▸ **WRITTEN TASK**: Every line holding the string "значение" should be gathered.

▸ **DATA SHOWN**:
......
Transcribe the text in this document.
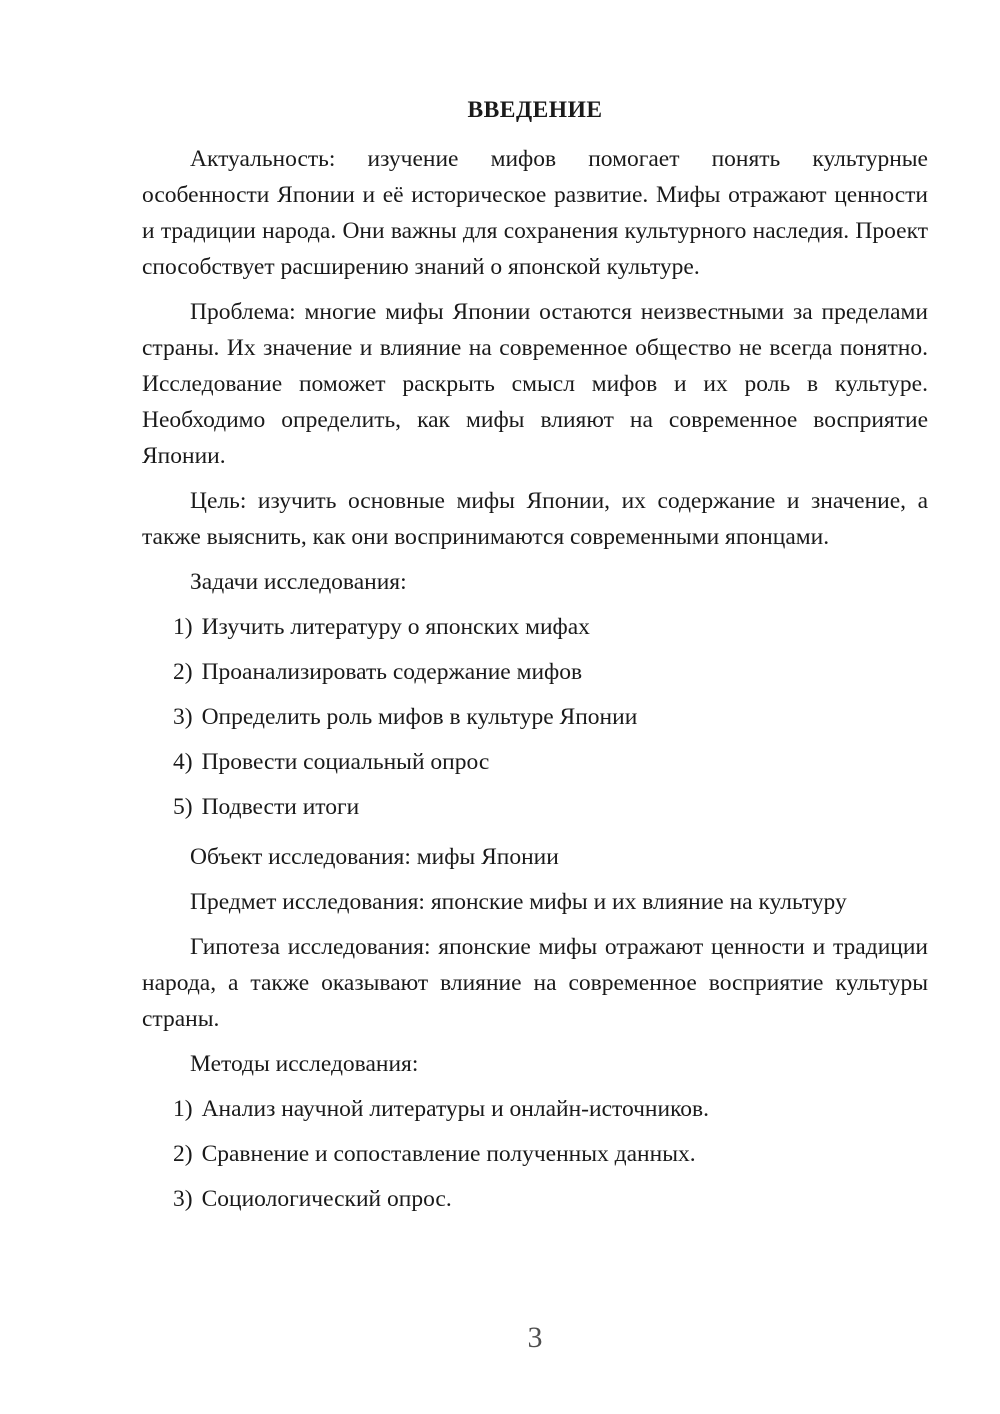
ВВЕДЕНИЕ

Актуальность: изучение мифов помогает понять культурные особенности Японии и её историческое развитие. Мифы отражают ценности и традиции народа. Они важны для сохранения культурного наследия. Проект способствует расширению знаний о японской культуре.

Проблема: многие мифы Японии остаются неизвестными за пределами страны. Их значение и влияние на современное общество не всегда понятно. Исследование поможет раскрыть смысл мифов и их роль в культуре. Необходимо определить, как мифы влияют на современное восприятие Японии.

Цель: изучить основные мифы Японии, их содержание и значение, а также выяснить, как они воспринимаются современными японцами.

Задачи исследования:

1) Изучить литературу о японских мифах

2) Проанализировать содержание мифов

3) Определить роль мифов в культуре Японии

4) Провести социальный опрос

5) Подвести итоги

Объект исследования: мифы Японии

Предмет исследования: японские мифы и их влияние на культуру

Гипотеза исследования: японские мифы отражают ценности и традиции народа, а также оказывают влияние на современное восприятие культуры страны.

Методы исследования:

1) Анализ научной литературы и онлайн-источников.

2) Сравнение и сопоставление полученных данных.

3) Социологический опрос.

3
......
▸ **EXERCISE RESULT**:
Проблема: многие мифы Японии остаются неизвестными за пределами страны. Их значение и влияние на современное общество не всегда понятно. Исследование поможет раскрыть смысл мифов и их роль в культуре. Необходимо определить, как мифы влияют на современное восприятие Японии.
Цель: изучить основные мифы Японии, их содержание и значение, а также выяснить, как они воспринимаются современными японцами.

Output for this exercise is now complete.